Brief> Do not copy the pictures; transcribe all other material exactly.

(Data entries for graphics)
┌──
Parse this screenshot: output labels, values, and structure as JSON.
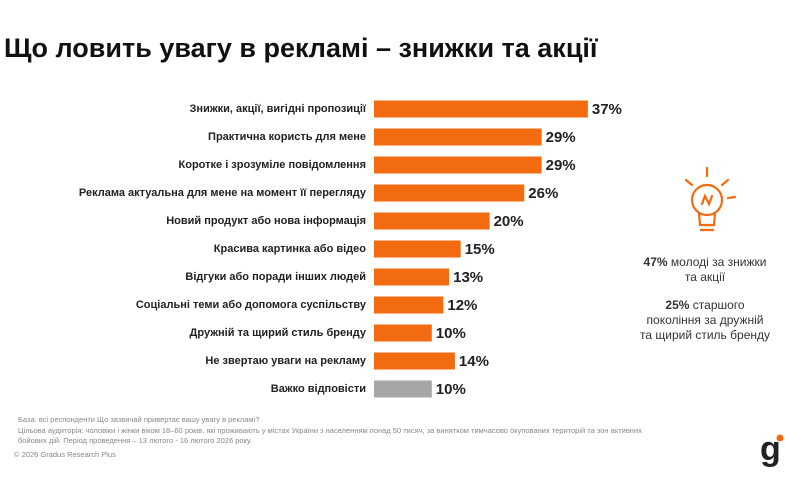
{
  "chart_data": {
    "type": "bar",
    "title": "Що ловить увагу в рекламі – знижки та акції",
    "categories": [
      "Знижки, акції, вигідні пропозиції",
      "Практична користь для мене",
      "Коротке і зрозуміле повідомлення",
      "Реклама актуальна для мене на момент її перегляду",
      "Новий продукт або нова інформація",
      "Красива картинка або відео",
      "Відгуки або поради інших людей",
      "Соціальні теми або допомога суспільству",
      "Дружній та щирий стиль бренду",
      "Не звертаю уваги на рекламу",
      "Важко відповісти"
    ],
    "values": [
      37,
      29,
      29,
      26,
      20,
      15,
      13,
      12,
      10,
      14,
      10
    ],
    "value_labels": [
      "37%",
      "29%",
      "29%",
      "26%",
      "20%",
      "15%",
      "13%",
      "12%",
      "10%",
      "14%",
      "10%"
    ],
    "colors": [
      "#f26b10",
      "#f26b10",
      "#f26b10",
      "#f26b10",
      "#f26b10",
      "#f26b10",
      "#f26b10",
      "#f26b10",
      "#f26b10",
      "#f26b10",
      "#a6a6a6"
    ],
    "annotations": [
      {
        "bold": "47%",
        "text": "молоді за знижки та акції"
      },
      {
        "bold": "25%",
        "text": "старшого покоління за дружній та щирий стиль бренду"
      }
    ]
  },
  "footer": {
    "base": "База: всі респонденти Що зазвичай привертає вашу увагу в рекламі?",
    "audience": "Цільова аудиторія: чоловіки і жінки віком 18–60 років, які проживають у містах України з населенням понад 50 тисяч, за винятком тимчасово окупованих територій та зон активних бойових дій. Період проведення – 13 лютого - 16 лютого 2026 року.",
    "copyright": "© 2026 Gradus Research Plus",
    "logo": "g"
  }
}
└──
Answer for the task>
Parse this screenshot: output labels, values, and structure as JSON.
{
  "chart_data": {
    "type": "bar",
    "title": "Що ловить увагу в рекламі – знижки та акції",
    "categories": [
      "Знижки, акції, вигідні пропозиції",
      "Практична користь для мене",
      "Коротке і зрозуміле повідомлення",
      "Реклама актуальна для мене на момент її перегляду",
      "Новий продукт або нова інформація",
      "Красива картинка або відео",
      "Відгуки або поради інших людей",
      "Соціальні теми або допомога суспільству",
      "Дружній та щирий стиль бренду",
      "Не звертаю уваги на рекламу",
      "Важко відповісти"
    ],
    "values": [
      37,
      29,
      29,
      26,
      20,
      15,
      13,
      12,
      10,
      14,
      10
    ],
    "value_labels": [
      "37%",
      "29%",
      "29%",
      "26%",
      "20%",
      "15%",
      "13%",
      "12%",
      "10%",
      "14%",
      "10%"
    ],
    "colors": [
      "#f26b10",
      "#f26b10",
      "#f26b10",
      "#f26b10",
      "#f26b10",
      "#f26b10",
      "#f26b10",
      "#f26b10",
      "#f26b10",
      "#f26b10",
      "#a6a6a6"
    ],
    "annotations": [
      {
        "bold": "47%",
        "text": "молоді за знижки та акції"
      },
      {
        "bold": "25%",
        "text": "старшого покоління за дружній та щирий стиль бренду"
      }
    ]
  },
  "footer": {
    "base": "База: всі респонденти Що зазвичай привертає вашу увагу в рекламі?",
    "audience": "Цільова аудиторія: чоловіки і жінки віком 18–60 років, які проживають у містах України з населенням понад 50 тисяч, за винятком тимчасово окупованих територій та зон активних бойових дій. Період проведення – 13 лютого - 16 лютого 2026 року.",
    "copyright": "© 2026 Gradus Research Plus",
    "logo": "g"
  }
}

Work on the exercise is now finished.